- _Descrizione esercizio_
Prosegui l'articolo qui sotto sulle modifiche alle regole dei Pir, partendo dopo la sua ultima frase.

- _Estratto fornito_
☆ ☆ ☆ ☆ ☆

Il Governo sta lavorando a una modifica della normativa sui Pir (Piani Individuali di Risparmio), introdotti nel 2017 dall’esecutivo a guida Gentiloni con l’obiettivo di far confluire il risparmio degli italiani verso le piccole e medie imprese. Lo riferisce Milano Finanza, secondo cui il governo sta apportando degli emendamenti al ddl di Bilancio o al collegato fiscale per modificare la legislazione sui Pir. Le modifiche consisterebbero nell’eliminazione del vincolo a investire il 3,5% nelle pmi quotate all’Aim e in un ripensamento dell’investimento minimo del 3,5% nel venture capital, che in futuro potrebbe essere ridotto. Inoltre, il Governo sta valutando anche di introdurre un tetto massimo per le commissioni applicabili a questi strumenti, dedicati ai piccoli risparmiatori.
La decisione di intervenire nuovamente sulla regolamentazione dei Pir è dovuta allo scandalo finanziario di Bio-On, quotata all’Aim; al blocco del mercato dei Pir, con riscatti per 348 milioni di euro nei primi due trimestri del 2019; alle fosche previsioni di deflussi da 700 milioni di euro sui Pir da qui a fine anno elaborate da Equita.
I vincoli di investimento dei Pir legati all’Aim e al venture capital erano stati introdotti nel Decreto sui Pir (Decreto 30 aprile 2019. Disciplina attuativa dei piani di risparmio a lungo termine), pubblicato in Gazzetta Ufficiale il 7 maggio scorso (si veda altro articolo di BeBeez). Si trattava del decreto attuativo delle norme contenute nella Legge di Bilancio 2019 che ridefiniscono le regole di investimento alle quali si devono attenere i Piani individuali di risparmio per ottenere gli sgravi fiscali previsti dalla Legge di Bilancio 2017 (art 1, commi da 100 a 114). Il testo definitivo del Decreto ricalcava quello della bozza circolata a inizio marzo (si veda altro articolo di BeBeez). Ricordiamo che la riforma di maggio prevedeva esplicitamente esplicitamente una finestra di revisione della normativa dopo sei mesi.

☆ ☆ ☆ ☆ ☆

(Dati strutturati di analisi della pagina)

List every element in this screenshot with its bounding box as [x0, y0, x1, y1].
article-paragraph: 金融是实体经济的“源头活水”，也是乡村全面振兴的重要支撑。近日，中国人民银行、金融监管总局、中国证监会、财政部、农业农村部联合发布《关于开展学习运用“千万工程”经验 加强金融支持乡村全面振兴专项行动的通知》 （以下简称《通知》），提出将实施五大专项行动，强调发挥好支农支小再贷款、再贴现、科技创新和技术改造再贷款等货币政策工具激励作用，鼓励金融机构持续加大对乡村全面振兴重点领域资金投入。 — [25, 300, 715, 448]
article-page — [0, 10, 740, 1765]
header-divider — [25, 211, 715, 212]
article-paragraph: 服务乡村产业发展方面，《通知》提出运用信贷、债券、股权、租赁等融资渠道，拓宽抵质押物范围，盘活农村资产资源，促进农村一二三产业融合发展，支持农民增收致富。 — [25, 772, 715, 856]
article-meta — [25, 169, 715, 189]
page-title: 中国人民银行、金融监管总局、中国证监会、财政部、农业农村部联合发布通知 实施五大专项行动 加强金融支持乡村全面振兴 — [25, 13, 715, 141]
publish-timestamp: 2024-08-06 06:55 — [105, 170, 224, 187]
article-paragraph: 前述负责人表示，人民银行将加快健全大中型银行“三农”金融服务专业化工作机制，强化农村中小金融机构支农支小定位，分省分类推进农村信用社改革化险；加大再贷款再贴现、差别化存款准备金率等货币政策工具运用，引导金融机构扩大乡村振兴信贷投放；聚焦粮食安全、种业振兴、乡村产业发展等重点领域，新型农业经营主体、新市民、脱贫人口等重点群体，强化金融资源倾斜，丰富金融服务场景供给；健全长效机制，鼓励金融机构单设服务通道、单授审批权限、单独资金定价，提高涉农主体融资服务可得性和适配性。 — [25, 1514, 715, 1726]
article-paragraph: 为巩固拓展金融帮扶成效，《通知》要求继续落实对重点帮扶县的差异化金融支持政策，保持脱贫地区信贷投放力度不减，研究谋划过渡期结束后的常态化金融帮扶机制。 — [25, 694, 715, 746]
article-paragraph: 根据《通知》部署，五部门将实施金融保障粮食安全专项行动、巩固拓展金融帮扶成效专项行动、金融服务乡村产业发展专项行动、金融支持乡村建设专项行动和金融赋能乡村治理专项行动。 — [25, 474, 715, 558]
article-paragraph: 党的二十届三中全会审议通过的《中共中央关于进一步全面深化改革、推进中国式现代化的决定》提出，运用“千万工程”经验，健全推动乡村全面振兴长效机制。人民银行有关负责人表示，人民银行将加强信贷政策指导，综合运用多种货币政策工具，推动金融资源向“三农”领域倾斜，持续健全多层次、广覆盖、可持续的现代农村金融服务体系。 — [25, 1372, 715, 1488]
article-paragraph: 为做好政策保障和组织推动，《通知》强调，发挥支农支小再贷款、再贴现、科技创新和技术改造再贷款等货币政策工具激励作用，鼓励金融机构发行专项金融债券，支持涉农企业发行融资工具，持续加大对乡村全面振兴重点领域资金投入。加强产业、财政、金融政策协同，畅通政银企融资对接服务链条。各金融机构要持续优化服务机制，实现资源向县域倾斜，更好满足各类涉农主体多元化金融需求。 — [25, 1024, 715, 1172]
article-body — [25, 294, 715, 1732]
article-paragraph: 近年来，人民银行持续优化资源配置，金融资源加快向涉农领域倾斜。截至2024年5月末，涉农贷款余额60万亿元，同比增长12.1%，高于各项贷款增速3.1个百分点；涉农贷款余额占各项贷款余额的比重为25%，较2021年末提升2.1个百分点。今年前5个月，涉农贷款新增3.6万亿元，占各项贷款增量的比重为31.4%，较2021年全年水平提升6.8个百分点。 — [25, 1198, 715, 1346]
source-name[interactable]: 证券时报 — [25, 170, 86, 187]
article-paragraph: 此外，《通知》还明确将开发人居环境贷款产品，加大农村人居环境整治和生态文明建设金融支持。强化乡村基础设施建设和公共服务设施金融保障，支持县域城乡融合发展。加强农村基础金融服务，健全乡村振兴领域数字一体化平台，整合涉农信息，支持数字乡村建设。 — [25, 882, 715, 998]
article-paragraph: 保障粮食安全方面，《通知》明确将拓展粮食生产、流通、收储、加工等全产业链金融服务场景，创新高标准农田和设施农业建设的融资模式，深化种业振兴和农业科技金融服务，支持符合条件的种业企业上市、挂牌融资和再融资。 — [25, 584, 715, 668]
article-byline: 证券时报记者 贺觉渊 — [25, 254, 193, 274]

☆ ☆ ☆ ☆ ☆

- _Spazio risposta_
I Ministeri dello Sviluppo Economico e dell’Economia non sono gli unici che si stanno occupando del destino dei Pir ultimamente. La settimana scorsa ha iniziato l’iter in Commissione Finanze un ddl a firma di Sestino Giacomoni, vice presidente della Commissione Finanze in quota Forza Italia, che punta a tagliare le tasse sui risparmi e a incoraggiare fiscalmente gli strumenti che trasformano i risparmi in risorse da investire nelle piccole e medie imprese. “Proponiamo di intervenire subito usando la leva fiscale e dando ai risparmiatori una motivazione vera per continuare a risparmiare e investire. Solo usando la leva fiscale per indirizzare gli investimenti in strumenti come i Piani individuali di risparmio, si può sperare di spostre liquidità dal mondo del risparmio a quello delle pmi”, ha concluso Giacomoni.